Task to complete
Every line below that contains "names" is to be copied.

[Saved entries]
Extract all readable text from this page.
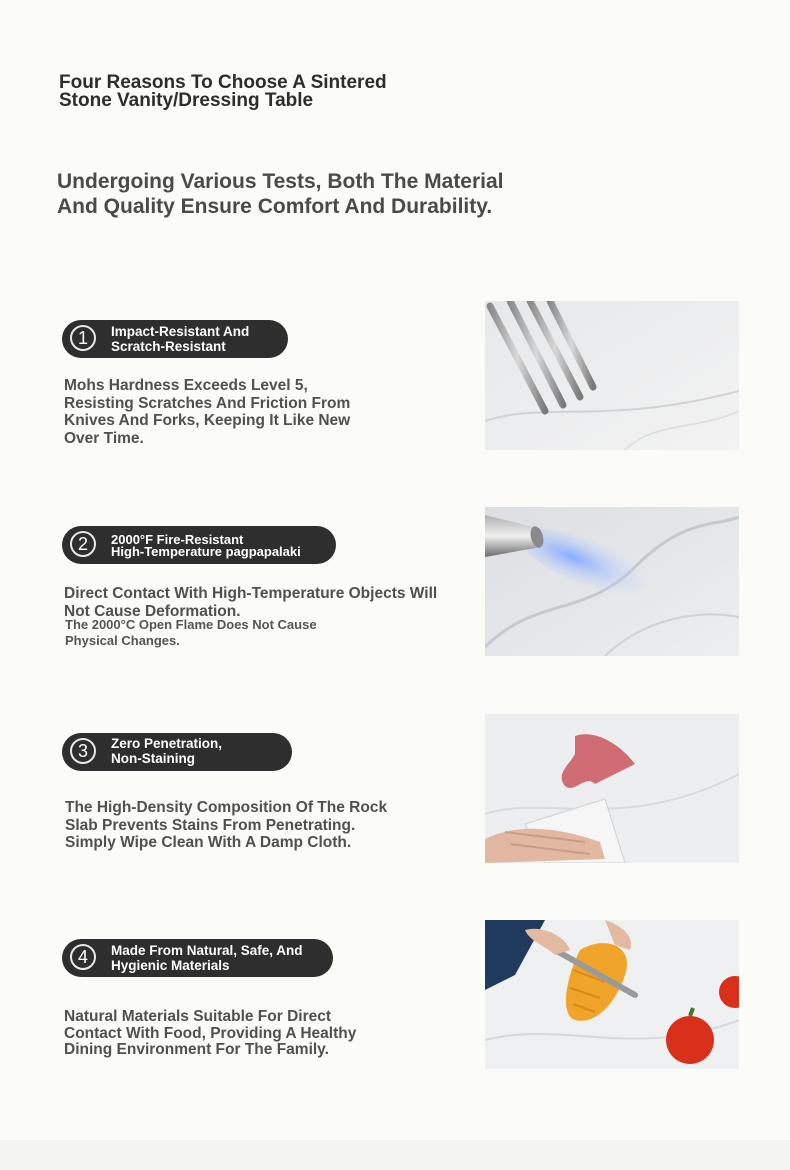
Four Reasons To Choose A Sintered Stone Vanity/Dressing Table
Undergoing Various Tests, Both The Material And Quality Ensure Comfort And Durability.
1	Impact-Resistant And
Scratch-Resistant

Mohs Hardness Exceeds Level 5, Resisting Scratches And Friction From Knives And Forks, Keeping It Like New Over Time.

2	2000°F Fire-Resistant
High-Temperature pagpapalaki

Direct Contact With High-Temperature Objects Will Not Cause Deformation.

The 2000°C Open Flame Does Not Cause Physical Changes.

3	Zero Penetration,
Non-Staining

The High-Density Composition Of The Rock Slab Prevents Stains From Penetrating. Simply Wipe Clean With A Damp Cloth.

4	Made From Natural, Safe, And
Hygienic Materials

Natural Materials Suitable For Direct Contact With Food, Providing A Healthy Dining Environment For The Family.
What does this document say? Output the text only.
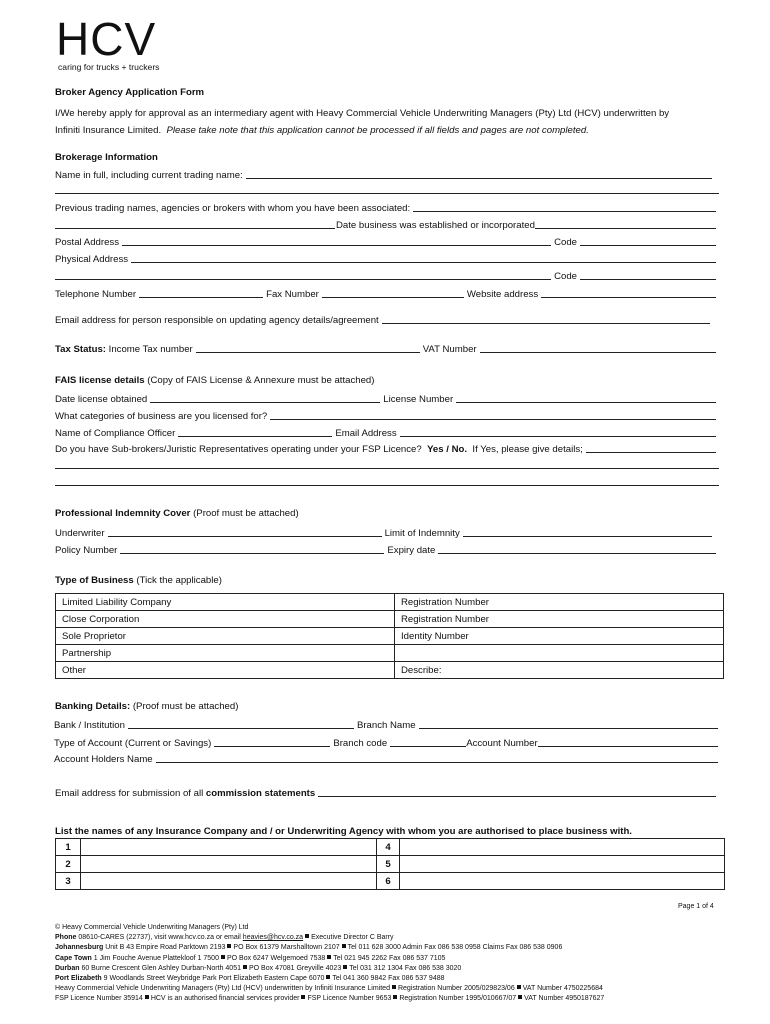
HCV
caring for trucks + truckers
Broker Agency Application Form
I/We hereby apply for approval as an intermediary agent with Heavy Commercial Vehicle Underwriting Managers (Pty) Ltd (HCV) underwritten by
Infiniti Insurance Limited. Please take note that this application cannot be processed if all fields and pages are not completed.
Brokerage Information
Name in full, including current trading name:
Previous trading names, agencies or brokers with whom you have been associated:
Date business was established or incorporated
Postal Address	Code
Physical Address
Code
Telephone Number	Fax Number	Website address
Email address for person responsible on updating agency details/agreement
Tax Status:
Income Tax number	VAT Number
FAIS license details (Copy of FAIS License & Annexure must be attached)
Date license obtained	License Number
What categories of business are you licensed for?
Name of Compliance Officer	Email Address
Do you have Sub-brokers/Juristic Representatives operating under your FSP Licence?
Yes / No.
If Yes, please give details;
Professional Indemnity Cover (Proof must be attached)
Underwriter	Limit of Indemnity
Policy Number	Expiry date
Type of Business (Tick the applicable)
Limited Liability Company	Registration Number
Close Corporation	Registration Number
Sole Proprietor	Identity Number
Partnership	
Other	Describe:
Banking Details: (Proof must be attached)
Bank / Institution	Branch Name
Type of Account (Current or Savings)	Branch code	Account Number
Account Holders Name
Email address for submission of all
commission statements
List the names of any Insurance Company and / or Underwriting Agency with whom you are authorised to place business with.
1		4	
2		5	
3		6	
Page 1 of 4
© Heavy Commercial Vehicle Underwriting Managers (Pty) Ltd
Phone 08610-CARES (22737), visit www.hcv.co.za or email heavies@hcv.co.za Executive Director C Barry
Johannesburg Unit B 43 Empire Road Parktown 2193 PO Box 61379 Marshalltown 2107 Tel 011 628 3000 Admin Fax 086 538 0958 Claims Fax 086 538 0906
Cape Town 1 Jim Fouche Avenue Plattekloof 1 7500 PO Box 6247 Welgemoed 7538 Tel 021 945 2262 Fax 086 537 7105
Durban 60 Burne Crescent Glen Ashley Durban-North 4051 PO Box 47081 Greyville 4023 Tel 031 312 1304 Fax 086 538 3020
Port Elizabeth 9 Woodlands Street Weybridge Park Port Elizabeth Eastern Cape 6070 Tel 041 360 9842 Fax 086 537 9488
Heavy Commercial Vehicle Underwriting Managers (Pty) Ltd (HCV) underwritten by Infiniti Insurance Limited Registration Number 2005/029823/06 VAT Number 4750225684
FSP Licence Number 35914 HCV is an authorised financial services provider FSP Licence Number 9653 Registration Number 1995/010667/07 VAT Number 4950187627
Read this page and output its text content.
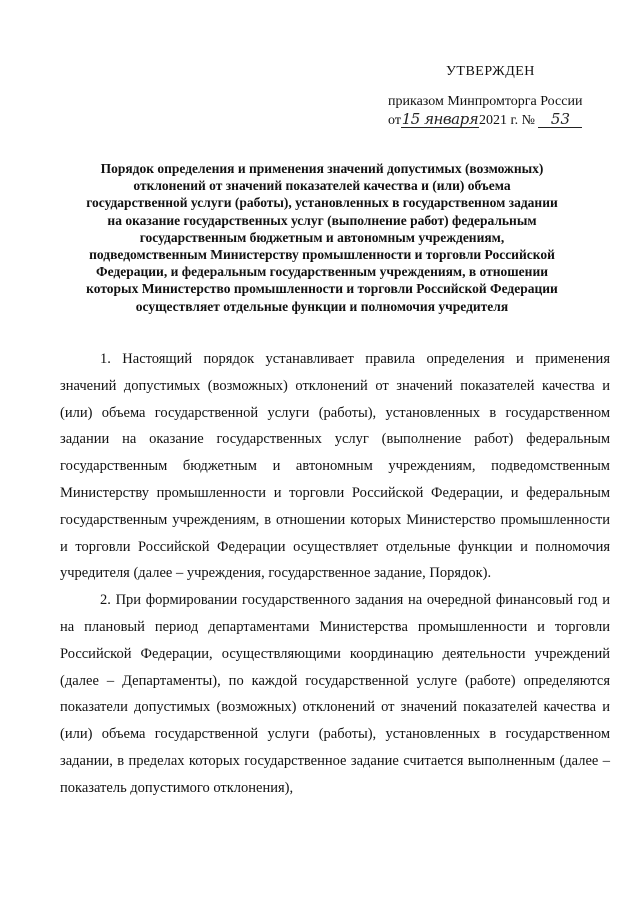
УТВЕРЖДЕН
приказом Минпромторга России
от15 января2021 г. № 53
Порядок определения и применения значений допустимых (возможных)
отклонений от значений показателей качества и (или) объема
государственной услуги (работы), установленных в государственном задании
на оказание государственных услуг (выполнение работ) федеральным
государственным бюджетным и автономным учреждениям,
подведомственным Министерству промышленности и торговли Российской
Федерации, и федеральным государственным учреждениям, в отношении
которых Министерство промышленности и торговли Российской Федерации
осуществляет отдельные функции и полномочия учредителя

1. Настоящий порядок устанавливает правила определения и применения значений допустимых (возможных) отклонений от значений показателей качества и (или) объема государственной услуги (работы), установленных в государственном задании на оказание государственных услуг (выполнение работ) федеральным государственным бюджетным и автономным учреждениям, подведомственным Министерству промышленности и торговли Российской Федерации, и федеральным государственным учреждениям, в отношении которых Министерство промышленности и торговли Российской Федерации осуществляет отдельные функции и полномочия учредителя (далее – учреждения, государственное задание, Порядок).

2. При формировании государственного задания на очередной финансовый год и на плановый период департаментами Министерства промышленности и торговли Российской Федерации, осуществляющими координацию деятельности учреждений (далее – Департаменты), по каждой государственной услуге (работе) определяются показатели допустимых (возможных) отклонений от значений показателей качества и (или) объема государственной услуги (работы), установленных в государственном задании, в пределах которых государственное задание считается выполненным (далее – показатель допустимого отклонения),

Solution below
Previous trading names, agencies or brokers with whom you have been associated:
List the names of any Insurance Company and / or Underwriting Agency with whom you are authorised to place business with.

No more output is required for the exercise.